_The problem_
Exclude the pictures and reproduce the remaining data exactly as written.

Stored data
***
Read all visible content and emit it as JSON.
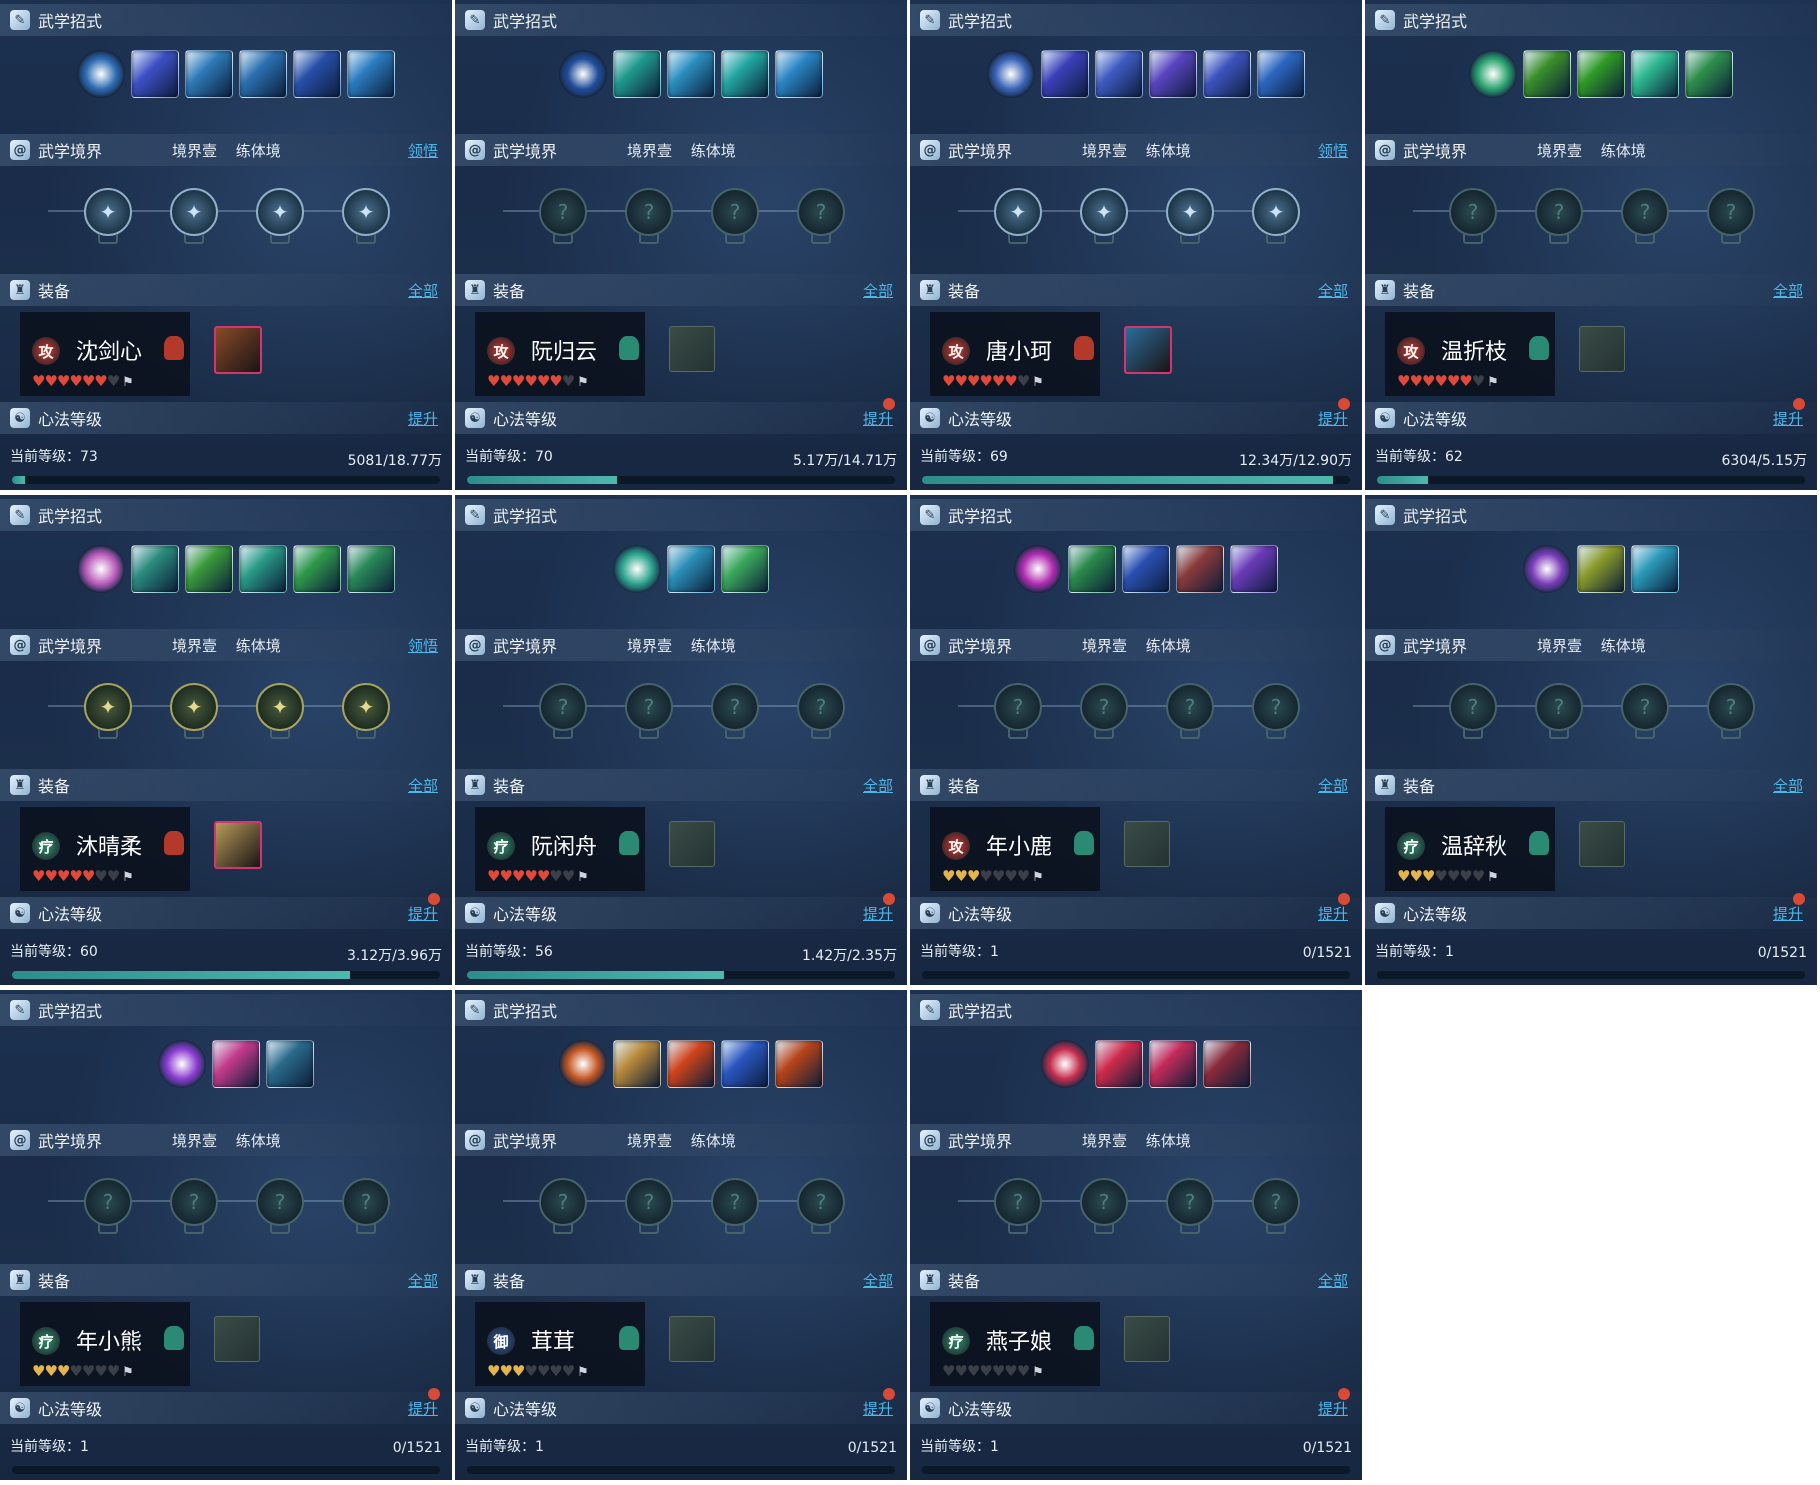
{
  "labels": {
    "skills_title": "武学招式",
    "realm_title": "武学境界",
    "realm_tag1": "境界壹",
    "realm_tag2": "练体境",
    "realm_action": "领悟",
    "equip_title": "装备",
    "equip_all": "全部",
    "mind_title": "心法等级",
    "mind_action": "提升",
    "level_prefix": "当前等级："
  },
  "panels": [
    {
      "name": "沈剑心",
      "badge": "攻",
      "badge_color": "#b2332b",
      "token_color": "#b33a2b",
      "hearts": {
        "full": 6,
        "gold": 0,
        "empty": 1,
        "type": "red"
      },
      "level": "73",
      "exp": "5081/18.77万",
      "progress": 0.03,
      "realm_action": true,
      "realm_lit": "lit",
      "notify": false,
      "equip": true,
      "equip_color": "#8a4a2a",
      "skill_colors": [
        "#2d6bb3",
        "#3d4fc4",
        "#2e7ab8",
        "#2a6fb0",
        "#284fa8",
        "#2a7cc0"
      ],
      "skill_count": 6
    },
    {
      "name": "阮归云",
      "badge": "攻",
      "badge_color": "#b2332b",
      "token_color": "#2a8a74",
      "hearts": {
        "full": 6,
        "gold": 0,
        "empty": 1,
        "type": "red"
      },
      "level": "70",
      "exp": "5.17万/14.71万",
      "progress": 0.35,
      "realm_action": false,
      "realm_lit": "none",
      "notify": true,
      "equip": false,
      "skill_colors": [
        "#1f4c9a",
        "#1f9a8c",
        "#2b8fbf",
        "#22a6a0",
        "#2a86c4"
      ],
      "skill_count": 5
    },
    {
      "name": "唐小珂",
      "badge": "攻",
      "badge_color": "#b2332b",
      "token_color": "#b33a2b",
      "hearts": {
        "full": 6,
        "gold": 0,
        "empty": 1,
        "type": "red"
      },
      "level": "69",
      "exp": "12.34万/12.90万",
      "progress": 0.96,
      "realm_action": true,
      "realm_lit": "lit",
      "notify": true,
      "equip": true,
      "equip_color": "#2d6c9a",
      "skill_colors": [
        "#3a64b8",
        "#3b40b8",
        "#3f5bc2",
        "#5a44c0",
        "#3f54bf",
        "#2d66c0"
      ],
      "skill_count": 6
    },
    {
      "name": "温折枝",
      "badge": "攻",
      "badge_color": "#b2332b",
      "token_color": "#2a8a74",
      "hearts": {
        "full": 6,
        "gold": 0,
        "empty": 1,
        "type": "red"
      },
      "level": "62",
      "exp": "6304/5.15万",
      "progress": 0.12,
      "realm_action": false,
      "realm_lit": "none",
      "notify": true,
      "equip": false,
      "skill_colors": [
        "#2aa36e",
        "#3a8f2a",
        "#2f9a25",
        "#2db88f",
        "#2e8f4a"
      ],
      "skill_count": 5
    },
    {
      "name": "沐晴柔",
      "badge": "疗",
      "badge_color": "#2a7a5e",
      "token_color": "#b33a2b",
      "hearts": {
        "full": 5,
        "gold": 0,
        "empty": 2,
        "type": "red"
      },
      "level": "60",
      "exp": "3.12万/3.96万",
      "progress": 0.79,
      "realm_action": true,
      "realm_lit": "gold",
      "notify": true,
      "equip": true,
      "equip_color": "#b89a5a",
      "skill_colors": [
        "#b85ab8",
        "#2a8a7c",
        "#3a9a3a",
        "#2a9a86",
        "#2f9a4a",
        "#2a8a5a"
      ],
      "skill_count": 6
    },
    {
      "name": "阮闲舟",
      "badge": "疗",
      "badge_color": "#2a7a5e",
      "token_color": "#2a8a74",
      "hearts": {
        "full": 5,
        "gold": 0,
        "empty": 2,
        "type": "red"
      },
      "level": "56",
      "exp": "1.42万/2.35万",
      "progress": 0.6,
      "realm_action": false,
      "realm_lit": "none",
      "notify": true,
      "equip": false,
      "skill_colors": [
        "#2aa38a",
        "#2a8fb8",
        "#3aa85a"
      ],
      "skill_count": 3
    },
    {
      "name": "年小鹿",
      "badge": "攻",
      "badge_color": "#b2332b",
      "token_color": "#2a8a74",
      "hearts": {
        "full": 0,
        "gold": 3,
        "empty": 4,
        "type": "gold"
      },
      "level": "1",
      "exp": "0/1521",
      "progress": 0.0,
      "realm_action": false,
      "realm_lit": "none",
      "notify": true,
      "equip": false,
      "skill_colors": [
        "#b02ab0",
        "#2a8a4a",
        "#2a4fb0",
        "#8a3a3a",
        "#6a3ab8"
      ],
      "skill_count": 5
    },
    {
      "name": "温辞秋",
      "badge": "疗",
      "badge_color": "#2a7a5e",
      "token_color": "#2a8a74",
      "hearts": {
        "full": 0,
        "gold": 3,
        "empty": 4,
        "type": "gold"
      },
      "level": "1",
      "exp": "0/1521",
      "progress": 0.0,
      "realm_action": false,
      "realm_lit": "none",
      "notify": true,
      "equip": false,
      "skill_colors": [
        "#7a3ab8",
        "#8a9a2a",
        "#2a9ab8"
      ],
      "skill_count": 3
    },
    {
      "name": "年小熊",
      "badge": "疗",
      "badge_color": "#2a7a5e",
      "token_color": "#2a8a74",
      "hearts": {
        "full": 0,
        "gold": 3,
        "empty": 4,
        "type": "gold"
      },
      "level": "1",
      "exp": "0/1521",
      "progress": 0.0,
      "realm_action": false,
      "realm_lit": "none",
      "notify": true,
      "equip": false,
      "skill_colors": [
        "#8a3ad0",
        "#c43a8a",
        "#2a6a8a"
      ],
      "skill_count": 3
    },
    {
      "name": "茸茸",
      "badge": "御",
      "badge_color": "#2a4f8a",
      "token_color": "#2a8a74",
      "hearts": {
        "full": 0,
        "gold": 3,
        "empty": 4,
        "type": "gold"
      },
      "level": "1",
      "exp": "0/1521",
      "progress": 0.0,
      "realm_action": false,
      "realm_lit": "none",
      "notify": true,
      "equip": false,
      "skill_colors": [
        "#c4541f",
        "#b88a3a",
        "#d0441a",
        "#2a56c0",
        "#b8441a"
      ],
      "skill_count": 5
    },
    {
      "name": "燕子娘",
      "badge": "疗",
      "badge_color": "#2a7a5e",
      "token_color": "#2a8a74",
      "hearts": {
        "full": 0,
        "gold": 0,
        "empty": 7,
        "type": "gold"
      },
      "level": "1",
      "exp": "0/1521",
      "progress": 0.0,
      "realm_action": false,
      "realm_lit": "none",
      "notify": true,
      "equip": false,
      "skill_colors": [
        "#c42a4a",
        "#d02a4a",
        "#c42a5a",
        "#8a2a3a"
      ],
      "skill_count": 4
    }
  ]
}
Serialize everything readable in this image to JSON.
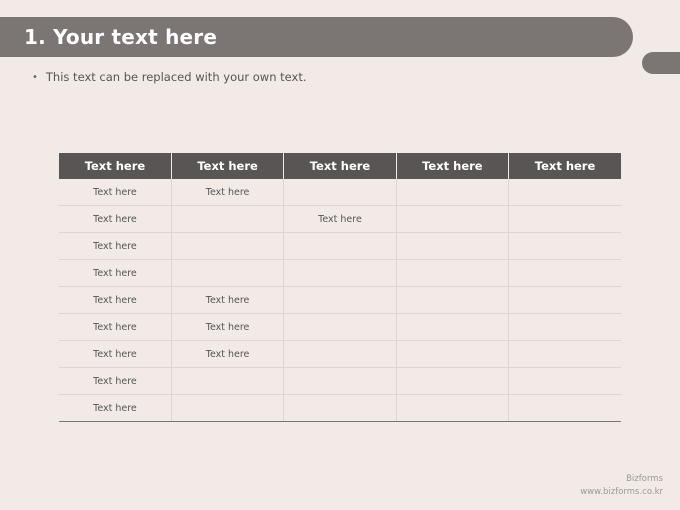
***
_Response below_
Read all visible content and emit it as JSON.
{
  "labels": {
    "skills_title": "武学招式",
    "realm_title": "武学境界",
    "realm_tag1": "境界壹",
    "realm_tag2": "练体境",
    "realm_action": "领悟",
    "equip_title": "装备",
    "equip_all": "全部",
    "mind_title": "心法等级",
    "mind_action": "提升",
    "level_prefix": "当前等级："
  },
  "panels": [
    {
      "name": "沈剑心",
      "badge": "攻",
      "badge_color": "#b2332b",
      "token_color": "#b33a2b",
      "hearts": {
        "full": 6,
        "gold": 0,
        "empty": 1,
        "type": "red"
      },
      "level": "73",
      "exp": "5081/18.77万",
      "progress": 0.03,
      "realm_action": true,
      "realm_lit": "lit",
      "notify": false,
      "equip": true,
      "equip_color": "#8a4a2a",
      "skill_colors": [
        "#2d6bb3",
        "#3d4fc4",
        "#2e7ab8",
        "#2a6fb0",
        "#284fa8",
        "#2a7cc0"
      ],
      "skill_count": 6
    },
    {
      "name": "阮归云",
      "badge": "攻",
      "badge_color": "#b2332b",
      "token_color": "#2a8a74",
      "hearts": {
        "full": 6,
        "gold": 0,
        "empty": 1,
        "type": "red"
      },
      "level": "70",
      "exp": "5.17万/14.71万",
      "progress": 0.35,
      "realm_action": false,
      "realm_lit": "none",
      "notify": true,
      "equip": false,
      "skill_colors": [
        "#1f4c9a",
        "#1f9a8c",
        "#2b8fbf",
        "#22a6a0",
        "#2a86c4"
      ],
      "skill_count": 5
    },
    {
      "name": "唐小珂",
      "badge": "攻",
      "badge_color": "#b2332b",
      "token_color": "#b33a2b",
      "hearts": {
        "full": 6,
        "gold": 0,
        "empty": 1,
        "type": "red"
      },
      "level": "69",
      "exp": "12.34万/12.90万",
      "progress": 0.96,
      "realm_action": true,
      "realm_lit": "lit",
      "notify": true,
      "equip": true,
      "equip_color": "#2d6c9a",
      "skill_colors": [
        "#3a64b8",
        "#3b40b8",
        "#3f5bc2",
        "#5a44c0",
        "#3f54bf",
        "#2d66c0"
      ],
      "skill_count": 6
    },
    {
      "name": "温折枝",
      "badge": "攻",
      "badge_color": "#b2332b",
      "token_color": "#2a8a74",
      "hearts": {
        "full": 6,
        "gold": 0,
        "empty": 1,
        "type": "red"
      },
      "level": "62",
      "exp": "6304/5.15万",
      "progress": 0.12,
      "realm_action": false,
      "realm_lit": "none",
      "notify": true,
      "equip": false,
      "skill_colors": [
        "#2aa36e",
        "#3a8f2a",
        "#2f9a25",
        "#2db88f",
        "#2e8f4a"
      ],
      "skill_count": 5
    },
    {
      "name": "沐晴柔",
      "badge": "疗",
      "badge_color": "#2a7a5e",
      "token_color": "#b33a2b",
      "hearts": {
        "full": 5,
        "gold": 0,
        "empty": 2,
        "type": "red"
      },
      "level": "60",
      "exp": "3.12万/3.96万",
      "progress": 0.79,
      "realm_action": true,
      "realm_lit": "gold",
      "notify": true,
      "equip": true,
      "equip_color": "#b89a5a",
      "skill_colors": [
        "#b85ab8",
        "#2a8a7c",
        "#3a9a3a",
        "#2a9a86",
        "#2f9a4a",
        "#2a8a5a"
      ],
      "skill_count": 6
    },
    {
      "name": "阮闲舟",
      "badge": "疗",
      "badge_color": "#2a7a5e",
      "token_color": "#2a8a74",
      "hearts": {
        "full": 5,
        "gold": 0,
        "empty": 2,
        "type": "red"
      },
      "level": "56",
      "exp": "1.42万/2.35万",
      "progress": 0.6,
      "realm_action": false,
      "realm_lit": "none",
      "notify": true,
      "equip": false,
      "skill_colors": [
        "#2aa38a",
        "#2a8fb8",
        "#3aa85a"
      ],
      "skill_count": 3
    },
    {
      "name": "年小鹿",
      "badge": "攻",
      "badge_color": "#b2332b",
      "token_color": "#2a8a74",
      "hearts": {
        "full": 0,
        "gold": 3,
        "empty": 4,
        "type": "gold"
      },
      "level": "1",
      "exp": "0/1521",
      "progress": 0.0,
      "realm_action": false,
      "realm_lit": "none",
      "notify": true,
      "equip": false,
      "skill_colors": [
        "#b02ab0",
        "#2a8a4a",
        "#2a4fb0",
        "#8a3a3a",
        "#6a3ab8"
      ],
      "skill_count": 5
    },
    {
      "name": "温辞秋",
      "badge": "疗",
      "badge_color": "#2a7a5e",
      "token_color": "#2a8a74",
      "hearts": {
        "full": 0,
        "gold": 3,
        "empty": 4,
        "type": "gold"
      },
      "level": "1",
      "exp": "0/1521",
      "progress": 0.0,
      "realm_action": false,
      "realm_lit": "none",
      "notify": true,
      "equip": false,
      "skill_colors": [
        "#7a3ab8",
        "#8a9a2a",
        "#2a9ab8"
      ],
      "skill_count": 3
    },
    {
      "name": "年小熊",
      "badge": "疗",
      "badge_color": "#2a7a5e",
      "token_color": "#2a8a74",
      "hearts": {
        "full": 0,
        "gold": 3,
        "empty": 4,
        "type": "gold"
      },
      "level": "1",
      "exp": "0/1521",
      "progress": 0.0,
      "realm_action": false,
      "realm_lit": "none",
      "notify": true,
      "equip": false,
      "skill_colors": [
        "#8a3ad0",
        "#c43a8a",
        "#2a6a8a"
      ],
      "skill_count": 3
    },
    {
      "name": "茸茸",
      "badge": "御",
      "badge_color": "#2a4f8a",
      "token_color": "#2a8a74",
      "hearts": {
        "full": 0,
        "gold": 3,
        "empty": 4,
        "type": "gold"
      },
      "level": "1",
      "exp": "0/1521",
      "progress": 0.0,
      "realm_action": false,
      "realm_lit": "none",
      "notify": true,
      "equip": false,
      "skill_colors": [
        "#c4541f",
        "#b88a3a",
        "#d0441a",
        "#2a56c0",
        "#b8441a"
      ],
      "skill_count": 5
    },
    {
      "name": "燕子娘",
      "badge": "疗",
      "badge_color": "#2a7a5e",
      "token_color": "#2a8a74",
      "hearts": {
        "full": 0,
        "gold": 0,
        "empty": 7,
        "type": "gold"
      },
      "level": "1",
      "exp": "0/1521",
      "progress": 0.0,
      "realm_action": false,
      "realm_lit": "none",
      "notify": true,
      "equip": false,
      "skill_colors": [
        "#c42a4a",
        "#d02a4a",
        "#c42a5a",
        "#8a2a3a"
      ],
      "skill_count": 4
    }
  ]
}
Serialize everything readable in this image to JSON.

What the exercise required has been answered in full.